» **Given task**
Extract every line that includes the string "name".

[start Data for this exercise]

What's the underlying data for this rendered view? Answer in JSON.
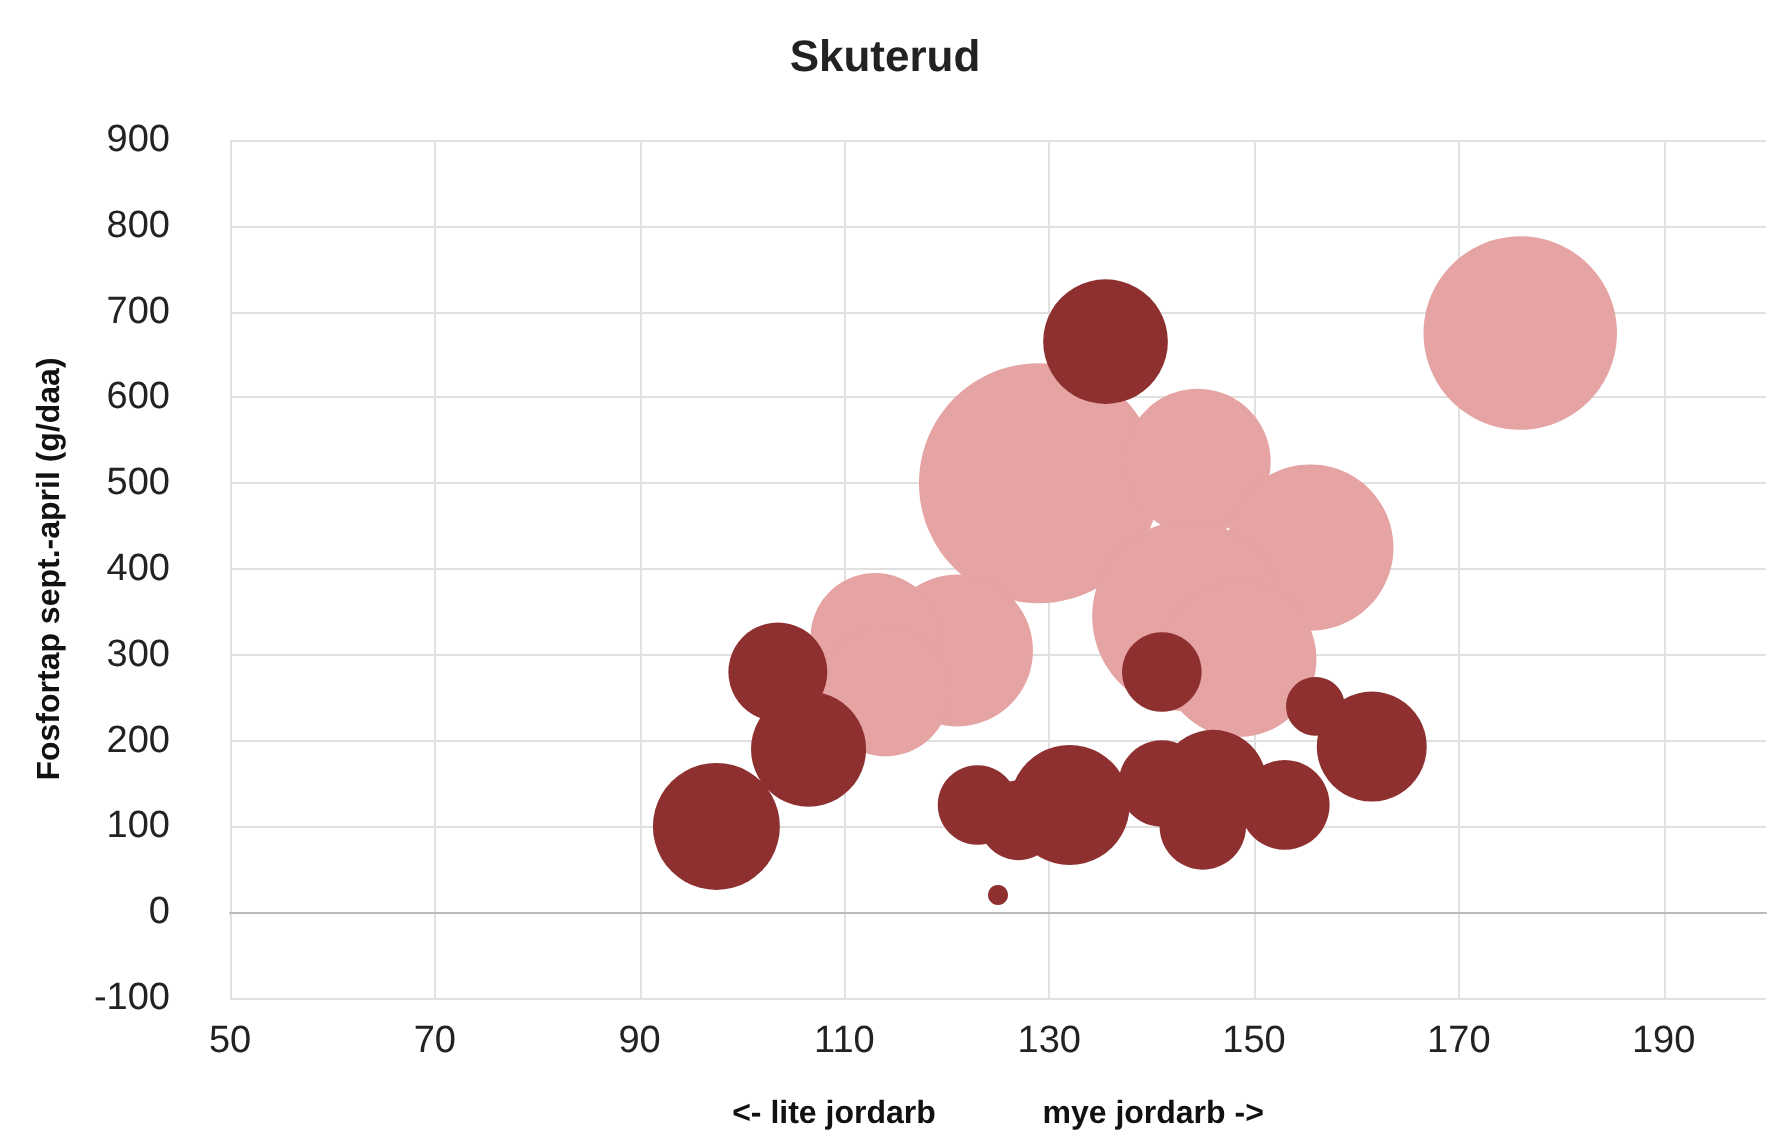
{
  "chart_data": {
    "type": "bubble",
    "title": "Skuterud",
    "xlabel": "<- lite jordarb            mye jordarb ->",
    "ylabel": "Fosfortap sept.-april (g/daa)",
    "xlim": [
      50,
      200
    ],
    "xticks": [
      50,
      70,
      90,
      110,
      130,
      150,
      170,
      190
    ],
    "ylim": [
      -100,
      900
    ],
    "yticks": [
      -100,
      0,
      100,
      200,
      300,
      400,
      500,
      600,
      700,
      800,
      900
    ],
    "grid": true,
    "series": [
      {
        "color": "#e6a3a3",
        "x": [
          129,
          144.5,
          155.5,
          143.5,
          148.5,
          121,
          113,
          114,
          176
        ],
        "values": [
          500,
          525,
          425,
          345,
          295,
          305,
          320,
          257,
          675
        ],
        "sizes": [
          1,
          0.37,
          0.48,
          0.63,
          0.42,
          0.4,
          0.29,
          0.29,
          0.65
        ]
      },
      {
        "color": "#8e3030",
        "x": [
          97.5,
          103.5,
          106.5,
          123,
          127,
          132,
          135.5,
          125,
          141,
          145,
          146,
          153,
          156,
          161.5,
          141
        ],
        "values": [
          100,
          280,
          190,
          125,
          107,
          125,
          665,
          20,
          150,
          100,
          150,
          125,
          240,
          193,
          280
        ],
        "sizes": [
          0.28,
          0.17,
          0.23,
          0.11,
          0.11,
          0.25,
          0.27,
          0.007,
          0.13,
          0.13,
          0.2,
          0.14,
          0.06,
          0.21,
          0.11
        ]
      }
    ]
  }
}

[end Data for this exercise]
[start Data for this exercise]

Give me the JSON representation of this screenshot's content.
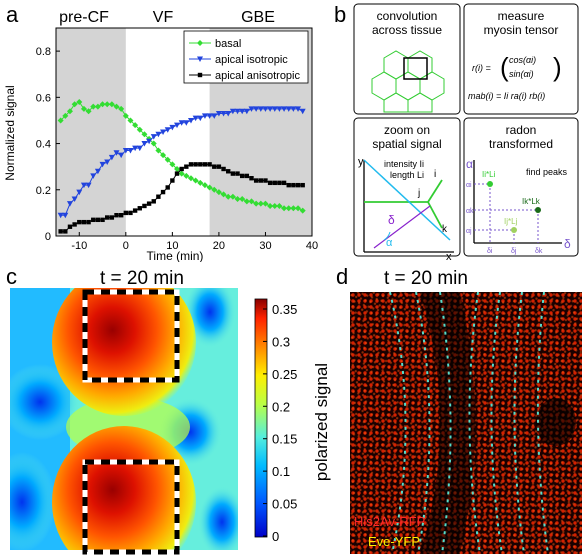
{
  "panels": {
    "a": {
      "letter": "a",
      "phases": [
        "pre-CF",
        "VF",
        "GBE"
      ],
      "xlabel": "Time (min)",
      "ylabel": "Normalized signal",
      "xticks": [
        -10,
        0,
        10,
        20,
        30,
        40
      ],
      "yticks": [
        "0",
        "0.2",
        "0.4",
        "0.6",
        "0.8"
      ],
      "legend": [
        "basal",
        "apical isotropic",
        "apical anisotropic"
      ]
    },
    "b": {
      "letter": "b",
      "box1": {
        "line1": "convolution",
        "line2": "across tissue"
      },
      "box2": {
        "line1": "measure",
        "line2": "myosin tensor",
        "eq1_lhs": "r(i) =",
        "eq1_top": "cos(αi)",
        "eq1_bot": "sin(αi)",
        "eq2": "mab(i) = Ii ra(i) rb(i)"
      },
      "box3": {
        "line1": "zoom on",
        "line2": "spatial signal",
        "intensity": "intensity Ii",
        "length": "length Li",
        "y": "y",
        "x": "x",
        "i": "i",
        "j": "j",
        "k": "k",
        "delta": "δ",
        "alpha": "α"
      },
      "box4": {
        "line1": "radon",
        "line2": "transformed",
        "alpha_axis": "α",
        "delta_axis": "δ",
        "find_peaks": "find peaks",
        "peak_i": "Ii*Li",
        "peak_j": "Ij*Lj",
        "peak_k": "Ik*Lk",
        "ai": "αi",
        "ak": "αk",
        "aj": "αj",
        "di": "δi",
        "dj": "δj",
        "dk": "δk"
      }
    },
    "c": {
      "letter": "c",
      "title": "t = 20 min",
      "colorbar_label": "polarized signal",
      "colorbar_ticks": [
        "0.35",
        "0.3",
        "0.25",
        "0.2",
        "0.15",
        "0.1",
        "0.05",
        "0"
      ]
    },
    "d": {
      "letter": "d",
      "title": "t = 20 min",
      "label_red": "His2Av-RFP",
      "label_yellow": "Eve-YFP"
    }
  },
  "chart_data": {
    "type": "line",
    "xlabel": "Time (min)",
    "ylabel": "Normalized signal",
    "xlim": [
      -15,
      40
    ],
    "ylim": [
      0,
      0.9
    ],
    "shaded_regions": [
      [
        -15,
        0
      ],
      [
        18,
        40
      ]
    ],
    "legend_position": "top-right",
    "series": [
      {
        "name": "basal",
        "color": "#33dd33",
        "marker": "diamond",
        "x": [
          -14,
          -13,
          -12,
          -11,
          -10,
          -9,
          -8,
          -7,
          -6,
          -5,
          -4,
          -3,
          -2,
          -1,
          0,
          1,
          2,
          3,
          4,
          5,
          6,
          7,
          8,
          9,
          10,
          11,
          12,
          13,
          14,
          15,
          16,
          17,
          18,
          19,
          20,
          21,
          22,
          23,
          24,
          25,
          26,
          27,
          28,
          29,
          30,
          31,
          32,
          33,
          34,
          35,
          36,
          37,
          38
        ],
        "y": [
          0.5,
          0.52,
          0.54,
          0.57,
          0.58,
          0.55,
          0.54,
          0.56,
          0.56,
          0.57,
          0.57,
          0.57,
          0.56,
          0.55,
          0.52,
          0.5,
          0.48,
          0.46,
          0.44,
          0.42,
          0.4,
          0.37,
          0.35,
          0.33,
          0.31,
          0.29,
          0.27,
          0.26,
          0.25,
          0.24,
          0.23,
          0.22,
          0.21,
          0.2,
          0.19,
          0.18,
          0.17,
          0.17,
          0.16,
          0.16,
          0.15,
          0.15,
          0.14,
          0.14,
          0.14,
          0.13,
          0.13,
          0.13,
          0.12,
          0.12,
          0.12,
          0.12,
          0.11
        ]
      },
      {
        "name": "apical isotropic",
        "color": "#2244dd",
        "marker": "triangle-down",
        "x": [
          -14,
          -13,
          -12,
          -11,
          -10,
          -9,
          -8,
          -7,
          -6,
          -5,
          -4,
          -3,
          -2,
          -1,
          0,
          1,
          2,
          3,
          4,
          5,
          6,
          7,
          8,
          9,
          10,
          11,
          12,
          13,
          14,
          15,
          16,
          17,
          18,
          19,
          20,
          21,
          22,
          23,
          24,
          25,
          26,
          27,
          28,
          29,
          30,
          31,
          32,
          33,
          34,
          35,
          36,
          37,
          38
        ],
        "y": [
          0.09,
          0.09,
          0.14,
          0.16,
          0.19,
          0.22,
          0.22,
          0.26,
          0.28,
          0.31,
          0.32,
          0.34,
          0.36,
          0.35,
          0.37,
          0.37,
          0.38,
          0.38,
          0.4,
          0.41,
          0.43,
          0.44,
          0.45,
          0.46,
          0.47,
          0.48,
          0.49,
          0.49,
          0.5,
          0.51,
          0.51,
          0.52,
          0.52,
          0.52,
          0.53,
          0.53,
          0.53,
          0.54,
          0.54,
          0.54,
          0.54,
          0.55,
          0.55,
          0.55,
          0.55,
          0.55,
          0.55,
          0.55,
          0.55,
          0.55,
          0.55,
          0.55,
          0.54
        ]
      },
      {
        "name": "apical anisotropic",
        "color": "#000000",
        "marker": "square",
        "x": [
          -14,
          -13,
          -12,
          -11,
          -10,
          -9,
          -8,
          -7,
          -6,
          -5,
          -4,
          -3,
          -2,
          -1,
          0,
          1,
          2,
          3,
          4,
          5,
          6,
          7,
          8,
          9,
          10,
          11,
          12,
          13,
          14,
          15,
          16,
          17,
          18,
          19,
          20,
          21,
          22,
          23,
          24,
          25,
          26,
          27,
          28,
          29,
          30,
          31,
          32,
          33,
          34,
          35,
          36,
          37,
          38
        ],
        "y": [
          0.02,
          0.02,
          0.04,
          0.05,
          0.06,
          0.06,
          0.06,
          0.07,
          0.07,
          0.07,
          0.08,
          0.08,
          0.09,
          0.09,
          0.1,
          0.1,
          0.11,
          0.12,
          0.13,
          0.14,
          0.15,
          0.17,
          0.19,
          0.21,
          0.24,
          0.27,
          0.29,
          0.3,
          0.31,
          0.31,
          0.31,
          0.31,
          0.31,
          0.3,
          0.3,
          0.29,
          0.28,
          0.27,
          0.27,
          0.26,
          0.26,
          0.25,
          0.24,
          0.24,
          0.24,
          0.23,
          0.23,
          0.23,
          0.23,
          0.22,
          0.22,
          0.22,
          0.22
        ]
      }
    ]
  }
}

[end Data for this exercise]

» **Task solution**
        "name": "basal",
        "name": "apical isotropic",
        "name": "apical anisotropic",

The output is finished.